- _Stored data_

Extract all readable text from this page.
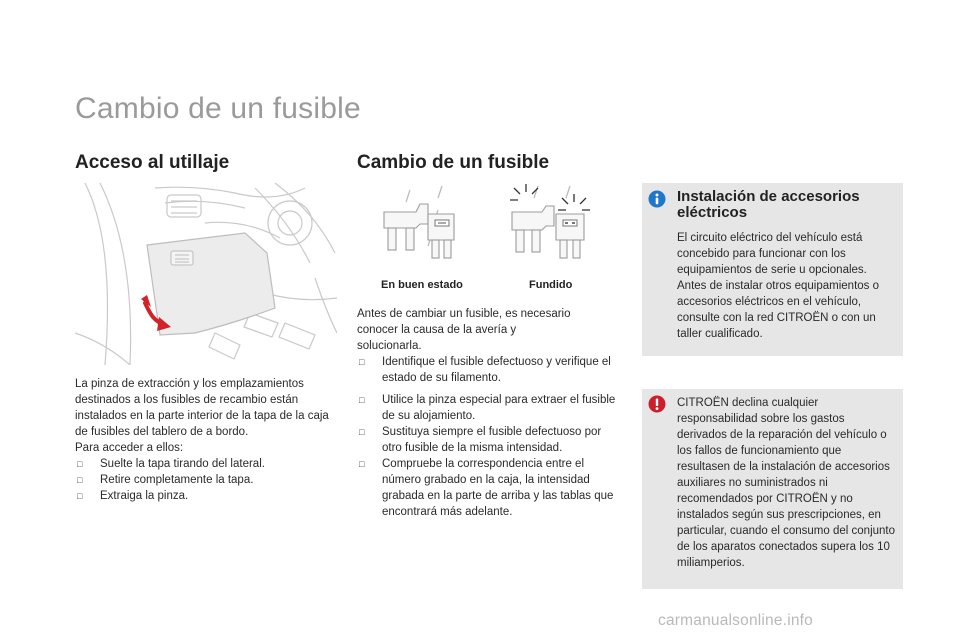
Cambio de un fusible
Acceso al utillaje

La pinza de extracción y los emplazamientos destinados a los fusibles de recambio están instalados en la parte interior de la tapa de la caja de fusibles del tablero de a bordo.

Para acceder a ellos:

□ Suelte la tapa tirando del lateral.
□ Retire completamente la tapa.
□ Extraiga la pinza.
Cambio de un fusible
En buen estado	Fundido

Antes de cambiar un fusible, es necesario

conocer la causa de la avería y

solucionarla.

□ Identifique el fusible defectuoso y verifique el estado de su filamento.
□ Utilice la pinza especial para extraer el fusible de su alojamiento.
□ Sustituya siempre el fusible defectuoso por otro fusible de la misma intensidad.
□ Compruebe la correspondencia entre el número grabado en la caja, la intensidad grabada en la parte de arriba y las tablas que encontrará más adelante.
Instalación de accesorios eléctricos
El circuito eléctrico del vehículo está concebido para funcionar con los equipamientos de serie u opcionales. Antes de instalar otros equipamientos o accesorios eléctricos en el vehículo, consulte con la red CITROËN o con un taller cualificado.
CITROËN declina cualquier responsabilidad sobre los gastos derivados de la reparación del vehículo o los fallos de funcionamiento que resultasen de la instalación de accesorios auxiliares no suministrados ni recomendados por CITROËN y no instalados según sus prescripciones, en particular, cuando el consumo del conjunto de los aparatos conectados supera los 10 miliamperios.
carmanualsonline.info
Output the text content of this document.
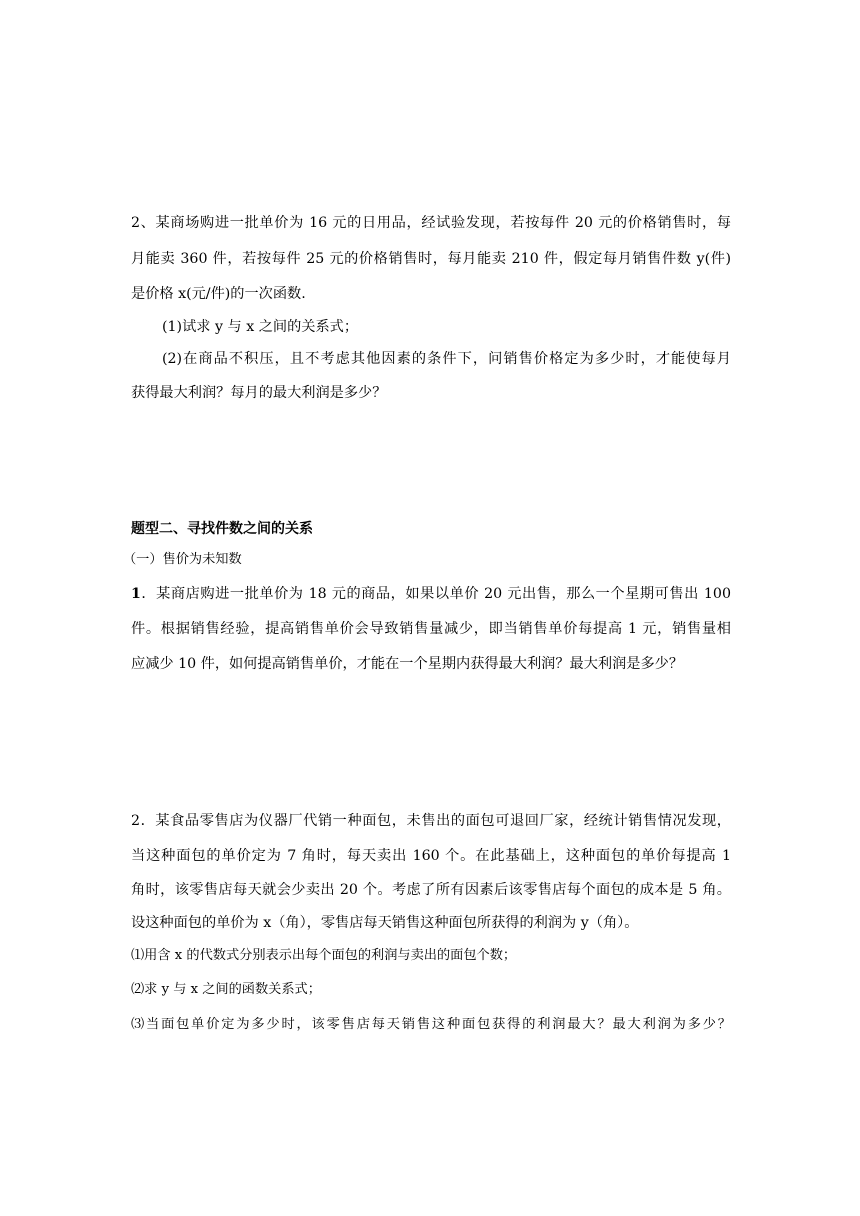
2、某商场购进一批单价为 16 元的日用品，经试验发现，若按每件 20 元的价格销售时，每
月能卖 360 件，若按每件 25 元的价格销售时，每月能卖 210 件，假定每月销售件数 y(件)
是价格 x(元/件)的一次函数.
(1)试求 y 与 x 之间的关系式；
(2)在商品不积压，且不考虑其他因素的条件下，问销售价格定为多少时，才能使每月
获得最大利润？每月的最大利润是多少？
题型二、寻找件数之间的关系
（一）售价为未知数
1．某商店购进一批单价为 18 元的商品，如果以单价 20 元出售，那么一个星期可售出 100
件。根据销售经验，提高销售单价会导致销售量减少，即当销售单价每提高 1 元，销售量相
应减少 10 件，如何提高销售单价，才能在一个星期内获得最大利润？最大利润是多少？
2．某食品零售店为仪器厂代销一种面包，未售出的面包可退回厂家，经统计销售情况发现，
当这种面包的单价定为 7 角时，每天卖出 160 个。在此基础上，这种面包的单价每提高 1
角时，该零售店每天就会少卖出 20 个。考虑了所有因素后该零售店每个面包的成本是 5 角。
设这种面包的单价为 x（角），零售店每天销售这种面包所获得的利润为 y（角）。
⑴用含 x 的代数式分别表示出每个面包的利润与卖出的面包个数；
⑵求 y 与 x 之间的函数关系式；
⑶当面包单价定为多少时，该零售店每天销售这种面包获得的利润最大？最大利润为多少？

- _What this task involves_
Pull every line containing "tapa" from the material above.

- _Task response_
La pinza de extracción y los emplazamientos destinados a los fusibles de recambio están instalados en la parte interior de la tapa de la caja de fusibles del tablero de a bordo.
□ Suelte la tapa tirando del lateral.
□ Retire completamente la tapa.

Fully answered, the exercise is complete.